### The task
Take every line from the material that has the word "text" in it.

### Excerpted records
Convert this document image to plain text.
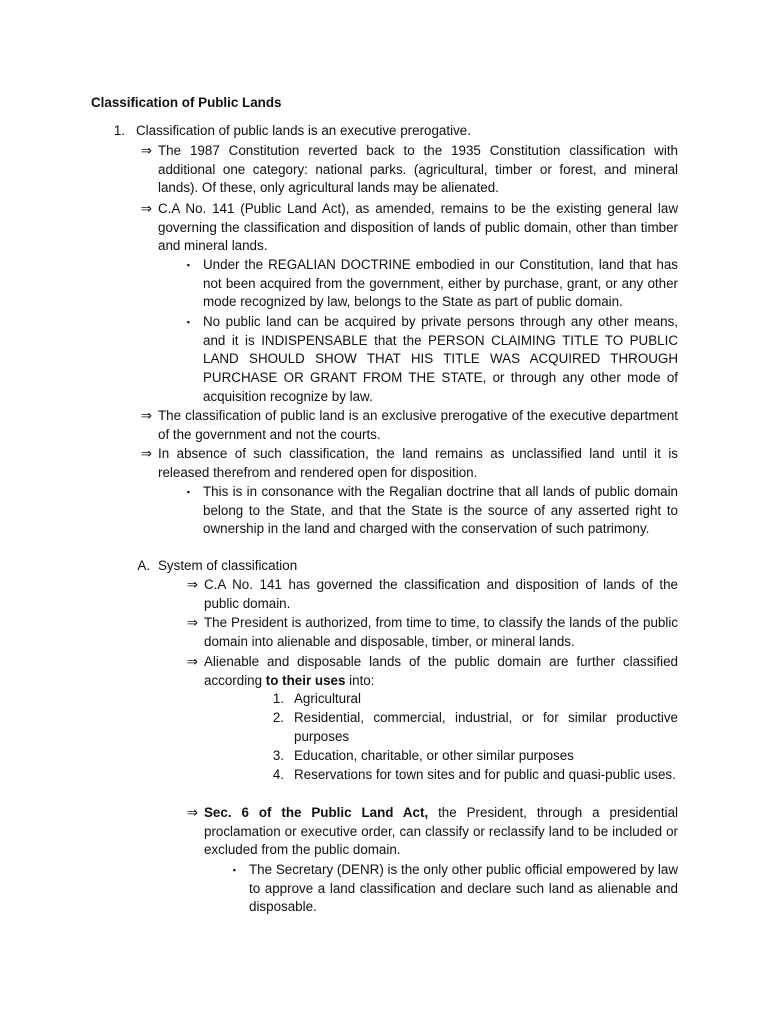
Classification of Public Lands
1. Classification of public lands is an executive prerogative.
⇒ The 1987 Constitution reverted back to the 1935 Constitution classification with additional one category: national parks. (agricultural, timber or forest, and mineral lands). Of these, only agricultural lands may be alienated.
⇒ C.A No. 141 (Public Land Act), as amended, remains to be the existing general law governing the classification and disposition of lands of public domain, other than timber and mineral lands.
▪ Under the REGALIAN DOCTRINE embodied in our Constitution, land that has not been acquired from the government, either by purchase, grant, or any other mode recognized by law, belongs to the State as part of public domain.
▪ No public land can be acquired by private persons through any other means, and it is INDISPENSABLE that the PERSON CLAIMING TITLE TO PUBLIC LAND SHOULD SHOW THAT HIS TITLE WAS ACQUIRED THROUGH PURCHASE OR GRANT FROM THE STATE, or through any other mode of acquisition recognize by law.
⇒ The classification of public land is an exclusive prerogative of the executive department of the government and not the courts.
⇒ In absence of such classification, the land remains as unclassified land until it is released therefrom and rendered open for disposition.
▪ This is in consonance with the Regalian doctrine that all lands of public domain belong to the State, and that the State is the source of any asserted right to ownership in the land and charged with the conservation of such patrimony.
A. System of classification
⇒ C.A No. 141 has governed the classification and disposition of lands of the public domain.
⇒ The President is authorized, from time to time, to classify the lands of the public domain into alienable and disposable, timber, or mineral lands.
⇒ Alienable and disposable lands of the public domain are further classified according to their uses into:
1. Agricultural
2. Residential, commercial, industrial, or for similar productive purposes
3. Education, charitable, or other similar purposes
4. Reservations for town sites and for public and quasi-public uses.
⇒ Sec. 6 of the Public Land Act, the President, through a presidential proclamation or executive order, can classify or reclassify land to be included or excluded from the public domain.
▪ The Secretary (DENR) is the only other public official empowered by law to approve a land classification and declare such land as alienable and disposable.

==

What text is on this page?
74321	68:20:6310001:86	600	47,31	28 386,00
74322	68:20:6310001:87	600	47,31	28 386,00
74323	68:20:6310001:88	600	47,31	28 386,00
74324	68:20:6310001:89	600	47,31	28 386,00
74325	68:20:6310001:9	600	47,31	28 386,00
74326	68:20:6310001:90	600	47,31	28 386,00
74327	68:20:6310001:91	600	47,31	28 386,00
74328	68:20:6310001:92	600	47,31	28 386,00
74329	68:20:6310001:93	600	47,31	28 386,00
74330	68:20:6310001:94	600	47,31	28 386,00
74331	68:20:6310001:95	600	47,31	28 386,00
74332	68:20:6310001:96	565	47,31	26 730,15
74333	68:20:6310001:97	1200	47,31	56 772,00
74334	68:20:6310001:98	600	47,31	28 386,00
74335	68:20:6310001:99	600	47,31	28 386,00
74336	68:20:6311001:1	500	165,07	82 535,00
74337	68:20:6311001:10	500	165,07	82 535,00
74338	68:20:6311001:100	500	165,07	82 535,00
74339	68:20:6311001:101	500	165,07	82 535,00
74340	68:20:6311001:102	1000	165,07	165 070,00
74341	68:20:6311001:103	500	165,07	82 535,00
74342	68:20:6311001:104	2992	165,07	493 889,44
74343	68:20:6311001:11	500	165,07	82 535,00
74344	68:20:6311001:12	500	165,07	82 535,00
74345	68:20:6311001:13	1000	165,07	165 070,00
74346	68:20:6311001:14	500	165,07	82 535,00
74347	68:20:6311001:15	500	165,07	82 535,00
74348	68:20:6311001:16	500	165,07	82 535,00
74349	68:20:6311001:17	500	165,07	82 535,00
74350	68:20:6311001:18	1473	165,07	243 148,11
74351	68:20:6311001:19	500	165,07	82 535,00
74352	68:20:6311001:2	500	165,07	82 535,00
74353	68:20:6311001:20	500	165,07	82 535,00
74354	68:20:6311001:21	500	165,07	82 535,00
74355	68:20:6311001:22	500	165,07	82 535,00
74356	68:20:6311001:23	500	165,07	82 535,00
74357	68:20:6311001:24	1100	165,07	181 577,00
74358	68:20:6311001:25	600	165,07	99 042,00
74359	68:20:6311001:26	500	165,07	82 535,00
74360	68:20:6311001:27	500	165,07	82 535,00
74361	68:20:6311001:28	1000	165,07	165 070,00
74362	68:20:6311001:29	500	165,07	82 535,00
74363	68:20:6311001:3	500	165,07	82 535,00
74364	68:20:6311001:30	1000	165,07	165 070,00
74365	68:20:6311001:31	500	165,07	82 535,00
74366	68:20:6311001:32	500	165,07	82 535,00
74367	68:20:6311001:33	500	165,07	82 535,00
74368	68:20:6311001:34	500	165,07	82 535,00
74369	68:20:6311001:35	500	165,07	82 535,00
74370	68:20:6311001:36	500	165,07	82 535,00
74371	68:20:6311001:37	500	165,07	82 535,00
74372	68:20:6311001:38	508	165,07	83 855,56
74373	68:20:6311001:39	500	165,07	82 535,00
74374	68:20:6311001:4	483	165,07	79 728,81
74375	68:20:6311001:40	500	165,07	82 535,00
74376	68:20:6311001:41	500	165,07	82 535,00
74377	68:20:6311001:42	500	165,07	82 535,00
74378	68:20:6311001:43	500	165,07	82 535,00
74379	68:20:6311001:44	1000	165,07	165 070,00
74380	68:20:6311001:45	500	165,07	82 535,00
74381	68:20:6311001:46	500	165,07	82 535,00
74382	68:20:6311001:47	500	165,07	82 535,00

### Task response
Convert this document image to plain text.
What text is on this page?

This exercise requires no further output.